• **The task**
Your answer should be a single number: how many lines in the data below hold the string "Convert".

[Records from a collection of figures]
==========

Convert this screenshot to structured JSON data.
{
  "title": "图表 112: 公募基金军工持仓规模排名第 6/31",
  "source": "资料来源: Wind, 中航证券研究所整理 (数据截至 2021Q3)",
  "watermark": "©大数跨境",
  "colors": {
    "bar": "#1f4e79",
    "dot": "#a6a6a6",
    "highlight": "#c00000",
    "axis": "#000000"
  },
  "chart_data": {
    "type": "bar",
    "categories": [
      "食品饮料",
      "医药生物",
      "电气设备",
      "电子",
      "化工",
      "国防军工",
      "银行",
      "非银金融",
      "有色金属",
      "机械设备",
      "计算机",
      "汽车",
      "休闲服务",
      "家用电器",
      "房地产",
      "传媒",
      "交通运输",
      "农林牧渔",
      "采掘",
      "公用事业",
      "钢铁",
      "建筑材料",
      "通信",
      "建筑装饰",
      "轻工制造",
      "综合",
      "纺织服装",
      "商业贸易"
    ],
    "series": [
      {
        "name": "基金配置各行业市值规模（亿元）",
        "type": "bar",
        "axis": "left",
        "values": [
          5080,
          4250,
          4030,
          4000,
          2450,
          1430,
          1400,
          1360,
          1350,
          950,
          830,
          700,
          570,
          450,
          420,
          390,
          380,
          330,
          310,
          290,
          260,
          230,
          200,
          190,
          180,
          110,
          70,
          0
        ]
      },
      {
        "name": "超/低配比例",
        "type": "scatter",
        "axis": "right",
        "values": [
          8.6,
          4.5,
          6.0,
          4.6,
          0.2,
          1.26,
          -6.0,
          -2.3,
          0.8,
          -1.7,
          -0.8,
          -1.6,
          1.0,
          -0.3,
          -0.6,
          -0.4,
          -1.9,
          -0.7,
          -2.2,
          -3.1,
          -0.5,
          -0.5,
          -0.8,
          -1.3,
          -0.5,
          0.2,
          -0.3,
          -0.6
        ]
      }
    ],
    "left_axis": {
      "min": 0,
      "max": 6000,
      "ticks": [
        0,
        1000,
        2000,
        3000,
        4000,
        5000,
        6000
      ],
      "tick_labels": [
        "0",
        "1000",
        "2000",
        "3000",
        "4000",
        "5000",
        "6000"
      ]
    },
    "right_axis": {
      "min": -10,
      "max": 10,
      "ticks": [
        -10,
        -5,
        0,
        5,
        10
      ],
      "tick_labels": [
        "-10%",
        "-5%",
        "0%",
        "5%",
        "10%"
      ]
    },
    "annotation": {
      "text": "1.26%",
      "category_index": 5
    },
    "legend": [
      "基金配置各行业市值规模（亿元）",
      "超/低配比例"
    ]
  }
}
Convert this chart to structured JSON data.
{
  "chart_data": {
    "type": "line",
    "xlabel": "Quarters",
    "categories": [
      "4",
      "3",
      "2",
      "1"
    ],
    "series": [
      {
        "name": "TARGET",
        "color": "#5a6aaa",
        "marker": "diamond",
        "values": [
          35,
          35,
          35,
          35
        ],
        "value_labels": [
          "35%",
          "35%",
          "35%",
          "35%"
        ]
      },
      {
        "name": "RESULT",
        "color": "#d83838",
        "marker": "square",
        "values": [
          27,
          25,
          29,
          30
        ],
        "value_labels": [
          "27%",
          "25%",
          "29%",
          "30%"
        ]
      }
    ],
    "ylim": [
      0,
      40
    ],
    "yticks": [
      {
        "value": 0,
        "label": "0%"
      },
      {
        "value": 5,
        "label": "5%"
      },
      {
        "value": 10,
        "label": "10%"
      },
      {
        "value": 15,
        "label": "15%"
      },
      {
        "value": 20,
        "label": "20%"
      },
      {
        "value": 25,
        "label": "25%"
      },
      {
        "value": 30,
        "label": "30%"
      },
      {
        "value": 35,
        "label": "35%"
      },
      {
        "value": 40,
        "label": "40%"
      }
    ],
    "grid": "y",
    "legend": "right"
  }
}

==========

• **Task solution**
2